--- start ---

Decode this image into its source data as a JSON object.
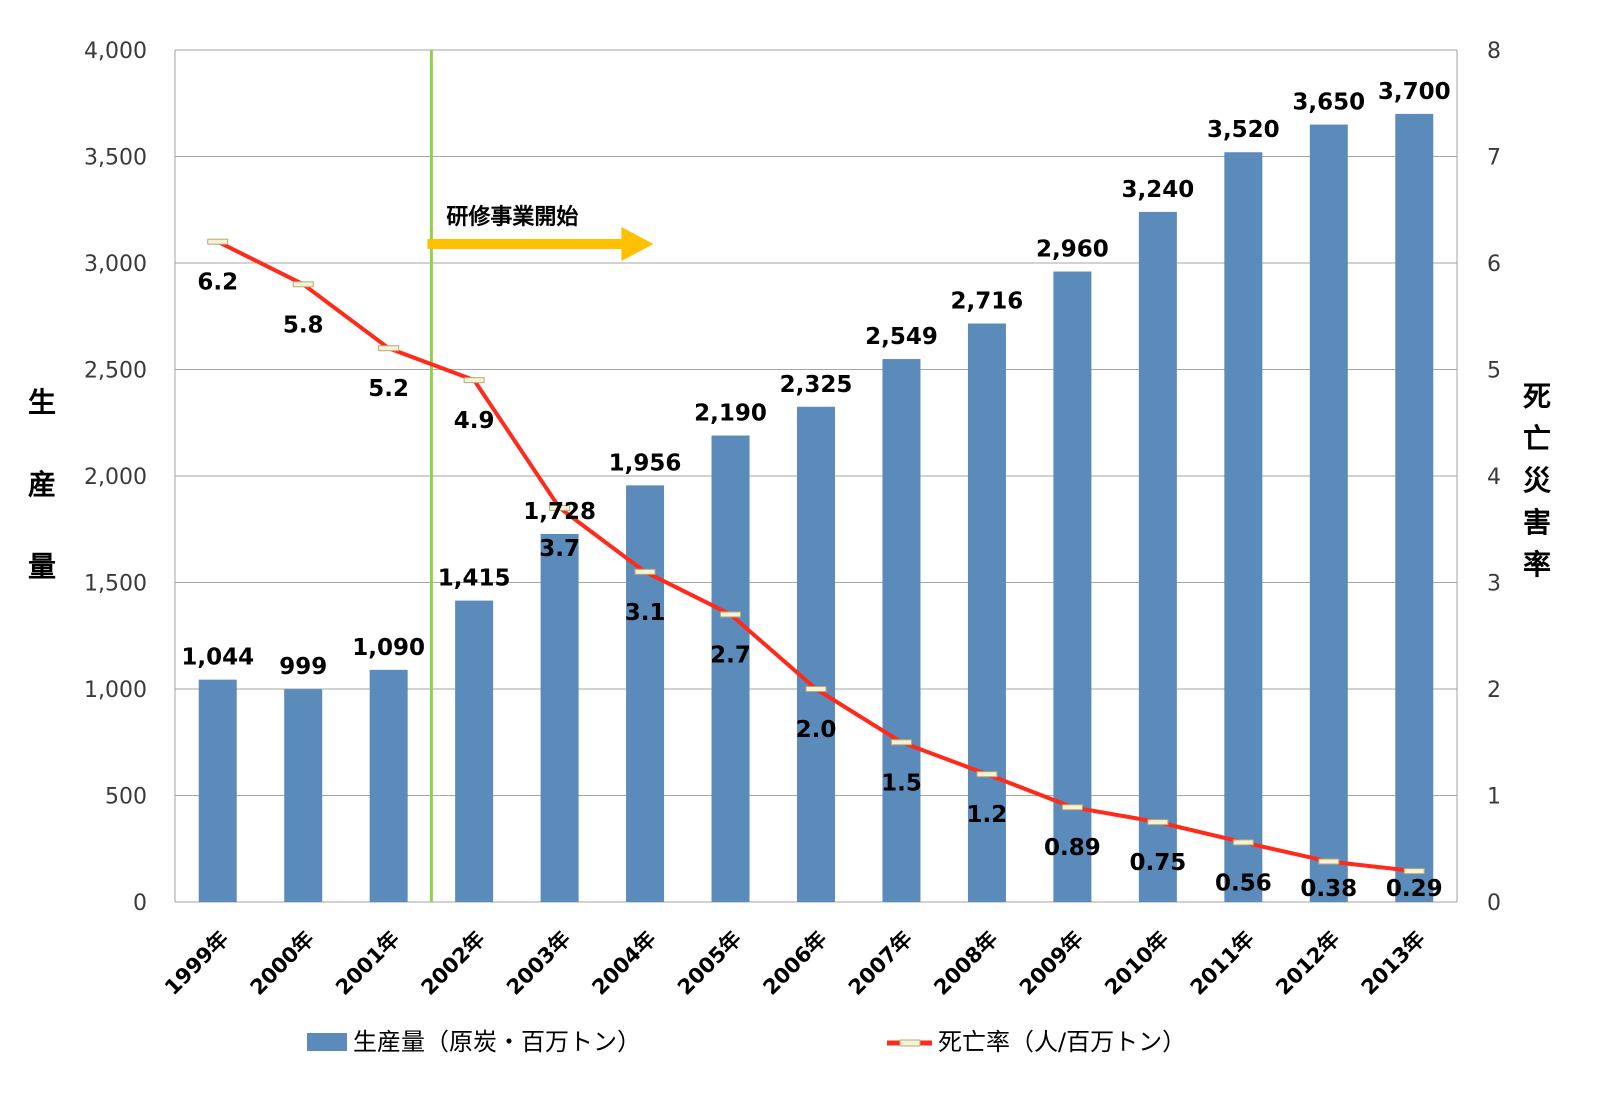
{
  "chart_data": {
    "type": "bar",
    "categories": [
      "1999年",
      "2000年",
      "2001年",
      "2002年",
      "2003年",
      "2004年",
      "2005年",
      "2006年",
      "2007年",
      "2008年",
      "2009年",
      "2010年",
      "2011年",
      "2012年",
      "2013年"
    ],
    "series": [
      {
        "name": "生産量（原炭・百万トン）",
        "type": "bar",
        "axis": "left",
        "values": [
          1044,
          999,
          1090,
          1415,
          1728,
          1956,
          2190,
          2325,
          2549,
          2716,
          2960,
          3240,
          3520,
          3650,
          3700
        ],
        "labels": [
          "1,044",
          "999",
          "1,090",
          "1,415",
          "1,728",
          "1,956",
          "2,190",
          "2,325",
          "2,549",
          "2,716",
          "2,960",
          "3,240",
          "3,520",
          "3,650",
          "3,700"
        ],
        "color": "#5b8bbb"
      },
      {
        "name": "死亡率（人/百万トン）",
        "type": "line",
        "axis": "right",
        "values": [
          6.2,
          5.8,
          5.2,
          4.9,
          3.7,
          3.1,
          2.7,
          2.0,
          1.5,
          1.2,
          0.89,
          0.75,
          0.56,
          0.38,
          0.29
        ],
        "labels": [
          "6.2",
          "5.8",
          "5.2",
          "4.9",
          "3.7",
          "3.1",
          "2.7",
          "2.0",
          "1.5",
          "1.2",
          "0.89",
          "0.75",
          "0.56",
          "0.38",
          "0.29"
        ],
        "color": "#ff2a1a"
      }
    ],
    "y_left": {
      "label": "生産量",
      "ylim": [
        0,
        4000
      ],
      "ticks": [
        "0",
        "500",
        "1,000",
        "1,500",
        "2,000",
        "2,500",
        "3,000",
        "3,500",
        "4,000"
      ]
    },
    "y_right": {
      "label": "死亡災害率",
      "ylim": [
        0,
        8
      ],
      "ticks": [
        "0",
        "1",
        "2",
        "3",
        "4",
        "5",
        "6",
        "7",
        "8"
      ]
    },
    "grid": true,
    "legend_position": "bottom",
    "annotation": {
      "text": "研修事業開始",
      "marker_between": [
        "2001年",
        "2002年"
      ],
      "arrow_color": "#ffc000",
      "line_color": "#92d050"
    }
  }
}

--- end ---

▶ _EXERCISE TASK_
Return every line of the records exactly as given, pictures excluded.

▶ _THE REPLY_
Decode this image into its source data as a JSON object.
{
  "chart_data": {
    "type": "bar",
    "categories": [
      "1999年",
      "2000年",
      "2001年",
      "2002年",
      "2003年",
      "2004年",
      "2005年",
      "2006年",
      "2007年",
      "2008年",
      "2009年",
      "2010年",
      "2011年",
      "2012年",
      "2013年"
    ],
    "series": [
      {
        "name": "生産量（原炭・百万トン）",
        "type": "bar",
        "axis": "left",
        "values": [
          1044,
          999,
          1090,
          1415,
          1728,
          1956,
          2190,
          2325,
          2549,
          2716,
          2960,
          3240,
          3520,
          3650,
          3700
        ],
        "labels": [
          "1,044",
          "999",
          "1,090",
          "1,415",
          "1,728",
          "1,956",
          "2,190",
          "2,325",
          "2,549",
          "2,716",
          "2,960",
          "3,240",
          "3,520",
          "3,650",
          "3,700"
        ],
        "color": "#5b8bbb"
      },
      {
        "name": "死亡率（人/百万トン）",
        "type": "line",
        "axis": "right",
        "values": [
          6.2,
          5.8,
          5.2,
          4.9,
          3.7,
          3.1,
          2.7,
          2.0,
          1.5,
          1.2,
          0.89,
          0.75,
          0.56,
          0.38,
          0.29
        ],
        "labels": [
          "6.2",
          "5.8",
          "5.2",
          "4.9",
          "3.7",
          "3.1",
          "2.7",
          "2.0",
          "1.5",
          "1.2",
          "0.89",
          "0.75",
          "0.56",
          "0.38",
          "0.29"
        ],
        "color": "#ff2a1a"
      }
    ],
    "y_left": {
      "label": "生産量",
      "ylim": [
        0,
        4000
      ],
      "ticks": [
        "0",
        "500",
        "1,000",
        "1,500",
        "2,000",
        "2,500",
        "3,000",
        "3,500",
        "4,000"
      ]
    },
    "y_right": {
      "label": "死亡災害率",
      "ylim": [
        0,
        8
      ],
      "ticks": [
        "0",
        "1",
        "2",
        "3",
        "4",
        "5",
        "6",
        "7",
        "8"
      ]
    },
    "grid": true,
    "legend_position": "bottom",
    "annotation": {
      "text": "研修事業開始",
      "marker_between": [
        "2001年",
        "2002年"
      ],
      "arrow_color": "#ffc000",
      "line_color": "#92d050"
    }
  }
}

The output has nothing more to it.